● **Material shown**
..........
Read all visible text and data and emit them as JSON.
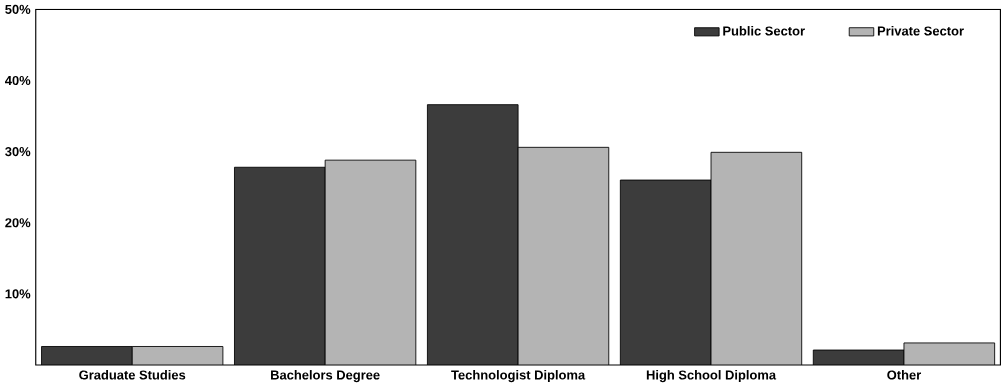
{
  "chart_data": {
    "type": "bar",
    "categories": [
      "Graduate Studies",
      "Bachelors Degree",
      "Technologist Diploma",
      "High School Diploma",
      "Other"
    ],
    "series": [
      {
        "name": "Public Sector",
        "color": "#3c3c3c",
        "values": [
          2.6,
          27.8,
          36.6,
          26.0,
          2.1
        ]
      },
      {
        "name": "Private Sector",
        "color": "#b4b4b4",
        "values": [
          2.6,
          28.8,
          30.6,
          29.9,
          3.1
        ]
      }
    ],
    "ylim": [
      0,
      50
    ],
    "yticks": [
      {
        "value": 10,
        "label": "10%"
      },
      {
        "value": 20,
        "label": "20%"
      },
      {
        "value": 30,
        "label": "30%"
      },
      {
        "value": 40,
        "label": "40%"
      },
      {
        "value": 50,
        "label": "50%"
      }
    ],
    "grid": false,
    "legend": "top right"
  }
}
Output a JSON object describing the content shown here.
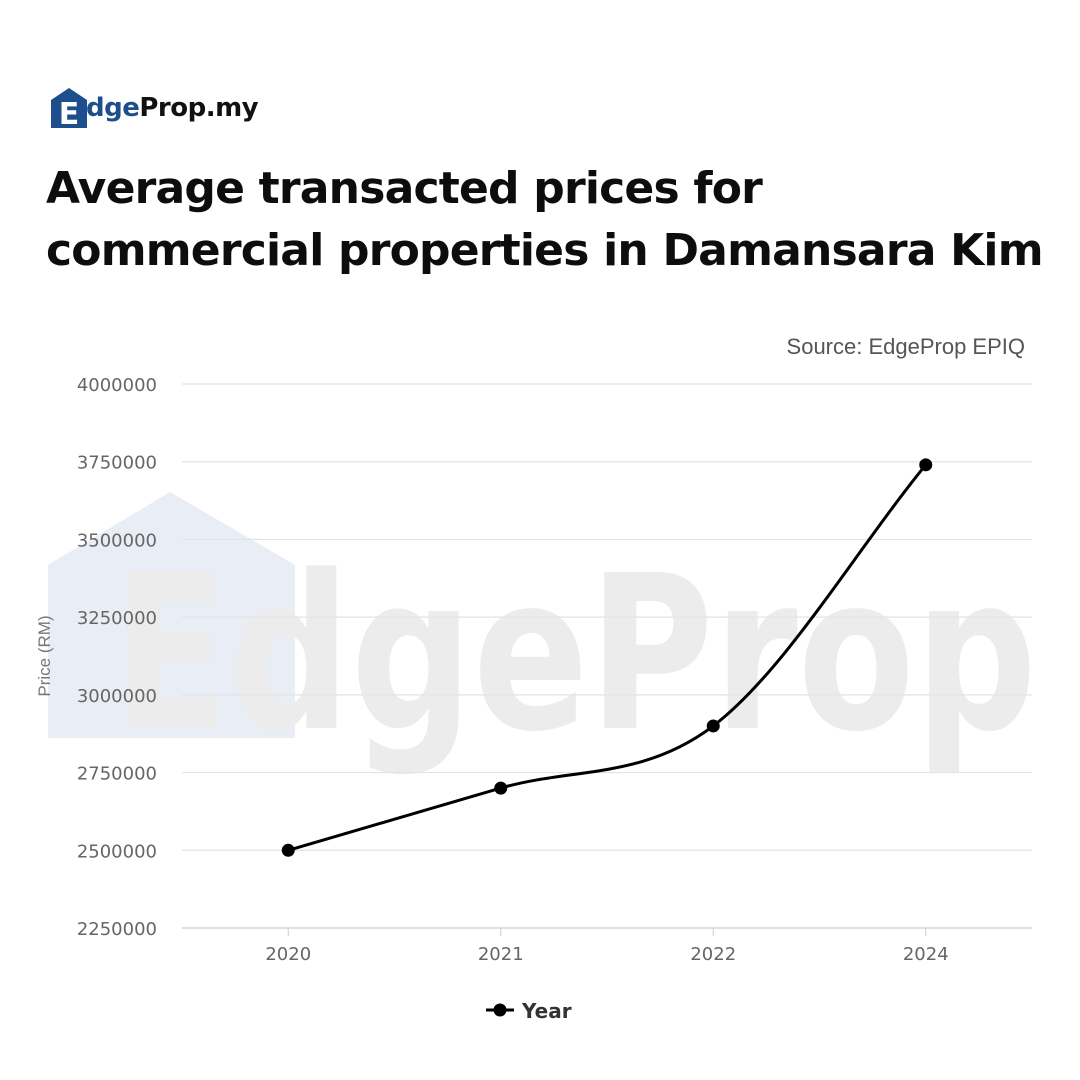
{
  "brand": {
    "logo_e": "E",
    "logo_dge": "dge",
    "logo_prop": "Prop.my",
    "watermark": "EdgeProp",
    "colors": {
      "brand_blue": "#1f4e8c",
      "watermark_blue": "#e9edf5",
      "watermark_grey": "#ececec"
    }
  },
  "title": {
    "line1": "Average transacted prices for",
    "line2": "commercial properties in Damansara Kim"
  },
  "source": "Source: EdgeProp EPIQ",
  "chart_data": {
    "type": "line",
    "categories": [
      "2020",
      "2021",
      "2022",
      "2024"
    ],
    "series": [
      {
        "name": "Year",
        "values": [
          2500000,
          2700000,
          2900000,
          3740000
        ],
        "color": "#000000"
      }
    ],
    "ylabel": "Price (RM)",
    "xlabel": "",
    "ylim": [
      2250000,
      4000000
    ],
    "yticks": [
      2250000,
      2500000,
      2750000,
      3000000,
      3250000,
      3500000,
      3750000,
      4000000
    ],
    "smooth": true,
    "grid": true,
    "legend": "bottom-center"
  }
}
..........
● **Task goal**
Print each line of the material above exactly, with the pictures removed from your copy.

● **Written solution**
Read all visible text and data and emit them as JSON.
{
  "chart_data": {
    "type": "bar",
    "categories": [
      "Graduate Studies",
      "Bachelors Degree",
      "Technologist Diploma",
      "High School Diploma",
      "Other"
    ],
    "series": [
      {
        "name": "Public Sector",
        "color": "#3c3c3c",
        "values": [
          2.6,
          27.8,
          36.6,
          26.0,
          2.1
        ]
      },
      {
        "name": "Private Sector",
        "color": "#b4b4b4",
        "values": [
          2.6,
          28.8,
          30.6,
          29.9,
          3.1
        ]
      }
    ],
    "ylim": [
      0,
      50
    ],
    "yticks": [
      {
        "value": 10,
        "label": "10%"
      },
      {
        "value": 20,
        "label": "20%"
      },
      {
        "value": 30,
        "label": "30%"
      },
      {
        "value": 40,
        "label": "40%"
      },
      {
        "value": 50,
        "label": "50%"
      }
    ],
    "grid": false,
    "legend": "top right"
  }
}
Output a JSON object describing the content shown here.
{
  "brand": {
    "logo_e": "E",
    "logo_dge": "dge",
    "logo_prop": "Prop.my",
    "watermark": "EdgeProp",
    "colors": {
      "brand_blue": "#1f4e8c",
      "watermark_blue": "#e9edf5",
      "watermark_grey": "#ececec"
    }
  },
  "title": {
    "line1": "Average transacted prices for",
    "line2": "commercial properties in Damansara Kim"
  },
  "source": "Source: EdgeProp EPIQ",
  "chart_data": {
    "type": "line",
    "categories": [
      "2020",
      "2021",
      "2022",
      "2024"
    ],
    "series": [
      {
        "name": "Year",
        "values": [
          2500000,
          2700000,
          2900000,
          3740000
        ],
        "color": "#000000"
      }
    ],
    "ylabel": "Price (RM)",
    "xlabel": "",
    "ylim": [
      2250000,
      4000000
    ],
    "yticks": [
      2250000,
      2500000,
      2750000,
      3000000,
      3250000,
      3500000,
      3750000,
      4000000
    ],
    "smooth": true,
    "grid": true,
    "legend": "bottom-center"
  }
}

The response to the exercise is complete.